Excerpted text.

During a recent professional development workshop that I facilitated with Katie Nelson called Career Exploration and Education: An Ethnographic and Narrative Approach, we received one of the best questions from a recent graduate. Realizing that to get better at networking, she was going to need to get better at talking to people from different generations, she asked for advice specifically about how to network with people older than her.
I loved this question, and I could see by how all of the folks in the room leaned in, eager to engage, that it might just be a great way to break the ice when you are next at a networking event, or beginning an informational interview. Being meta to ask about networking as a way to facilitate networking might just be one of the better “asks” I have heard in recent memory: What a great way to get the conversation going!
But back to the workshop: Our discussion focused mainly on etiquette, specifically terms of address, writing reach-out emails, and appropriately sized “asks.” I’ll discuss each in turn first sharing what we actually said, and then – reflecting back – expanding on some of the things I now wished that we had thought to say in the moment.
Terms of address – many of the older folks in this room happened to be professors, and/or PhDs who spoke to feeling a bit taken aback when approached by much younger people (mainly students?) addressing them using their first name without being invited to do so. As surrounds the current conversation about pronouns, a good rule of thumb seems to be that if someone doesn’t tell you how they would wish to be addressed, you should ask. As a woman, I do notice the tendency to more frequenly address me using my first name where male colleagues receive a title + LN, so I would say that more awareness to names and titles is in order.
What I wished that I had thought to add: Along with my collaborator Criscillia Benford, I have also been giving workshops lately about more effective workplace conversations. For these trainings, we use improvisational theater games and techniques – for many reasons, but one of the big ones being that improv gives people a chance to practice making mistakes. And no matter what other activities we do, we always do a name game, because names are rightly understood to be extremely important in the workplace. However because they are so important, names can also often become the source of much anxiety. As human beings we will get other people’s names wrong from time to time, and we will forget them. In such moments, the important thing is to focus on the relationship. Remind yourself that it’s really about making the other person feel seen, and that you can ask for help.
Bringing awareness to the importance of names can also remind us that when we are first introducing ourselves, we can share ways of helping people remember our names, for example when I tell people that I am named Anna Marie, I often add that I am named for my two grandmothers – my father’s mother Ann and my mother’s mother Mary. That way if someone forgets my name, they can also say “oh, but I do remember that you are named for someone in your family…” and that helps with the relational work. The improv game equivalent is someone remembering the animal that starts with the same letter of your first name (or the sound or motion, or adjective you chose….etc. etc.). We can bring a bit of play to this task to make the work feel a bit lighter.
Writing reach-out emails – the conversation then turned to composing the “reaching out” email and the need for salutations and closings. But as the conversation proceeded, it really came down to questions of tone, directness, length and other aspects of writing style. The conclusion we came to as a group was that it is a good rule of thumb to err on the side of formality when you are making a request to someone with seniority.

[Labeled box records]
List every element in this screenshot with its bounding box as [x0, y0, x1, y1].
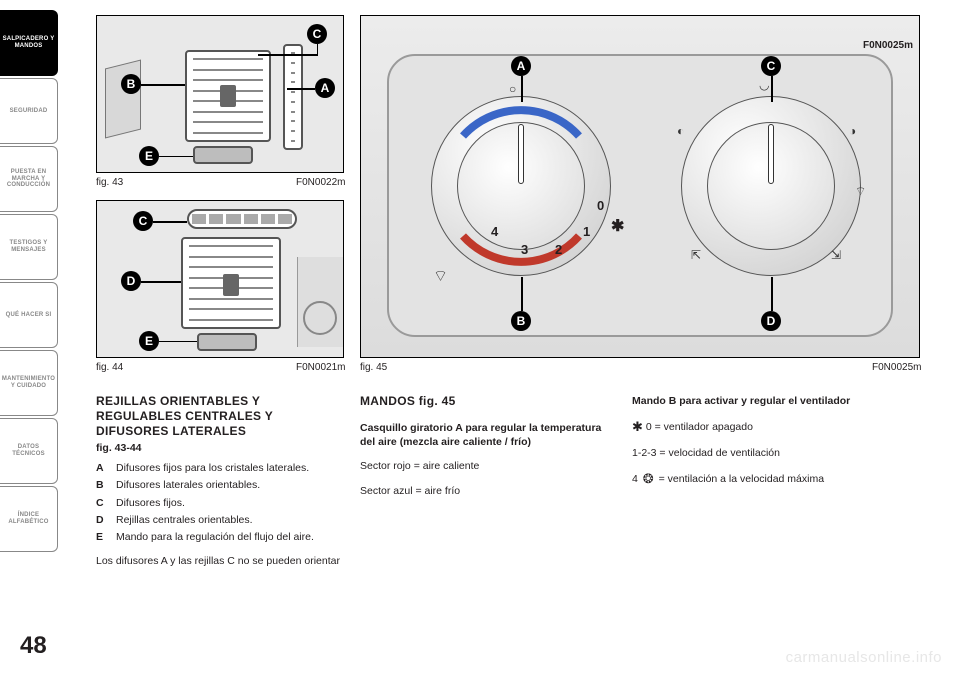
- col1-item-D-v: Rejillas centrales orientables.: [116, 513, 344, 527]
- col1-item-E-v: Mando para la regulación del flujo del a…: [116, 530, 344, 544]
- tab-puesta: PUESTA EN MARCHA Y CONDUCCIÓN: [0, 146, 58, 212]
- fig45-code: F0N0025m: [872, 362, 921, 373]
- tab-indice: ÍNDICE ALFABÉTICO: [0, 486, 58, 552]
- tab-salpicadero: SALPICADERO Y MANDOS: [0, 10, 58, 76]
- figure-44: C D E: [96, 200, 344, 358]
- col3-l3a: 4: [632, 473, 638, 485]
- col1-item-C-k: C: [96, 496, 110, 510]
- dial-num-3: 3: [521, 242, 528, 257]
- fig43-caption: fig. 43: [96, 177, 123, 188]
- fig44-code: F0N0021m: [296, 362, 345, 373]
- col2: MANDOS fig. 45 Casquillo giratorio A par…: [360, 394, 610, 498]
- fig44-caption: fig. 44: [96, 362, 123, 373]
- tab-que-hacer: QUÉ HACER SI: [0, 282, 58, 348]
- col1-note: Los difusores A y las rejillas C no se p…: [96, 554, 344, 568]
- tab-seguridad: SEGURIDAD: [0, 78, 58, 144]
- col3-title: Mando B para activar y regular el ventil…: [632, 394, 918, 408]
- col1-item-B-k: B: [96, 478, 110, 492]
- col1-title: REJILLAS ORIENTABLES Y REGULABLES CENTRA…: [96, 394, 344, 439]
- callout-45-A: A: [511, 56, 531, 76]
- callout-D: D: [121, 271, 141, 291]
- callout-E2: E: [139, 331, 159, 351]
- figure-45: F0N0025m ○ ⌔ ◡ ◑ ⌔ ⇲ ⇱ ◐ ✱ 0 1 2 3 4 A B…: [360, 15, 920, 358]
- dial-num-0: 0: [597, 198, 604, 213]
- col1-item-A-v: Difusores fijos para los cristales later…: [116, 461, 344, 475]
- fan-ring-glyph: ❂: [643, 471, 654, 486]
- tab-mantenimiento: MANTENIMIENTO Y CUIDADO: [0, 350, 58, 416]
- tab-datos: DATOS TÉCNICOS: [0, 418, 58, 484]
- col2-title: MANDOS fig. 45: [360, 394, 610, 409]
- col1-item-E-k: E: [96, 530, 110, 544]
- col1-item-B-v: Difusores laterales orientables.: [116, 478, 344, 492]
- fig43-code: F0N0022m: [296, 177, 345, 188]
- fig45-caption: fig. 45: [360, 362, 387, 373]
- watermark: carmanualsonline.info: [786, 649, 942, 666]
- col3: Mando B para activar y regular el ventil…: [632, 394, 918, 487]
- col3-l3b: = ventilación a la velocidad máxima: [659, 473, 824, 485]
- dial-num-1: 1: [583, 224, 590, 239]
- callout-A: A: [315, 78, 335, 98]
- col1-item-D-k: D: [96, 513, 110, 527]
- col1: REJILLAS ORIENTABLES Y REGULABLES CENTRA…: [96, 394, 344, 568]
- callout-C2: C: [133, 211, 153, 231]
- callout-45-C: C: [761, 56, 781, 76]
- dial-num-4: 4: [491, 224, 498, 239]
- fan-glyph: ✱: [632, 419, 643, 434]
- callout-E: E: [139, 146, 159, 166]
- figure-43: A B C E: [96, 15, 344, 173]
- col3-l1: 0 = ventilador apagado: [646, 421, 753, 433]
- col1-item-A-k: A: [96, 461, 110, 475]
- dial-num-2: 2: [555, 242, 562, 257]
- fig45-code-inside: F0N0025m: [863, 40, 913, 51]
- callout-45-D: D: [761, 311, 781, 331]
- page-number: 48: [20, 632, 47, 660]
- callout-45-B: B: [511, 311, 531, 331]
- col1-subtitle: fig. 43-44: [96, 441, 344, 455]
- tab-testigos: TESTIGOS Y MENSAJES: [0, 214, 58, 280]
- callout-C: C: [307, 24, 327, 44]
- col2-p2: Sector rojo = aire caliente: [360, 459, 610, 473]
- col3-l2: 1-2-3 = velocidad de ventilación: [632, 446, 918, 460]
- col2-p1: Casquillo giratorio A para regular la te…: [360, 421, 610, 449]
- col1-item-C-v: Difusores fijos.: [116, 496, 344, 510]
- side-tabs: SALPICADERO Y MANDOS SEGURIDAD PUESTA EN…: [0, 10, 58, 552]
- fan-icon: ✱: [611, 216, 624, 236]
- callout-B: B: [121, 74, 141, 94]
- col2-p3: Sector azul = aire frío: [360, 484, 610, 498]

Stated problem 1.
Reproduce the passage of the networking essay starting at "I loved this" and ending at "the conversation going!".
Stated problem 2.
In the networking essay, who is Anna Marie named for?
Stated problem 3.
Carry on writing the networking essay, starting right after its final sentence.

Written response 1.
I loved this question, and I could see by how all of the folks in the room leaned in, eager to engage, that it might just be a great way to break the ice when you are next at a networking event, or beginning an informational interview. Being meta to ask about networking as a way to facilitate networking might just be one of the better “asks” I have heard in recent memory: What a great way to get the conversation going!

Written response 2.
She is named for her two grandmothers: her father's mother, Ann, and her mother's mother, Mary.

Written response 3.
What I wished that I had thought to add: from my own personal experience receiving such messages is the importance of giving the other person an “out,” following the negative politeness needs of someone who would rather not have to say “no” outright, but perhaps may need to, for example in the instance of a person reaching out for an informational interview while the organization is currently in an active job search. Organizations that I have worked for have had that policy (and announced it on the website that contained the job ad), but still, requests would come in. Simple as it is to say that we are unable to grant the interview request, still it does take energy – at least it does for me – to do so because as humans we are hard-wired for connection. I want to honor requests to connect, but it makes me feel a twinge of frustration to have to tell an applicant that they should read the job ad carefully.
The good news is that all of these little bumps in the road are very easily avoided by just giving the addressee of a reaching out message the benefit of a small “out,” something along the lines of “if for whatever reason you aren’t available or able to respond, I do of course completely understand, thank you for your time and attention.” This small expression of appreciation and awareness can go a very long way!
Framing up an appropriately sized “ask”
This topic became the focus of the discussion, mainly because stories about being asked for inappropriately large requests begat other such stories from members of the older generation. Examples included requests to write book summaries, to review a manuscript, or the request “help me find a job” with no further specificity or additional information. So I then asked the group “well, what kinds of things would you like to be asked for?” Some of those were: information about good references about specific topics, sharing giving feedback on a project idea or proposal, suggestions for events to attend or people to reach out for particular fields of expertise.
You’ll notice that all of these are small, and helpfully specific. They reflect an ability on the part of the ask-er to put themselves into the shoes of the ask-ee by making the request simple to complete. All things being equal, people usually prefer to be helpful, they like to be able to feel as though they are being of assistance, so making it easy for them to be able to do so really is a win-win.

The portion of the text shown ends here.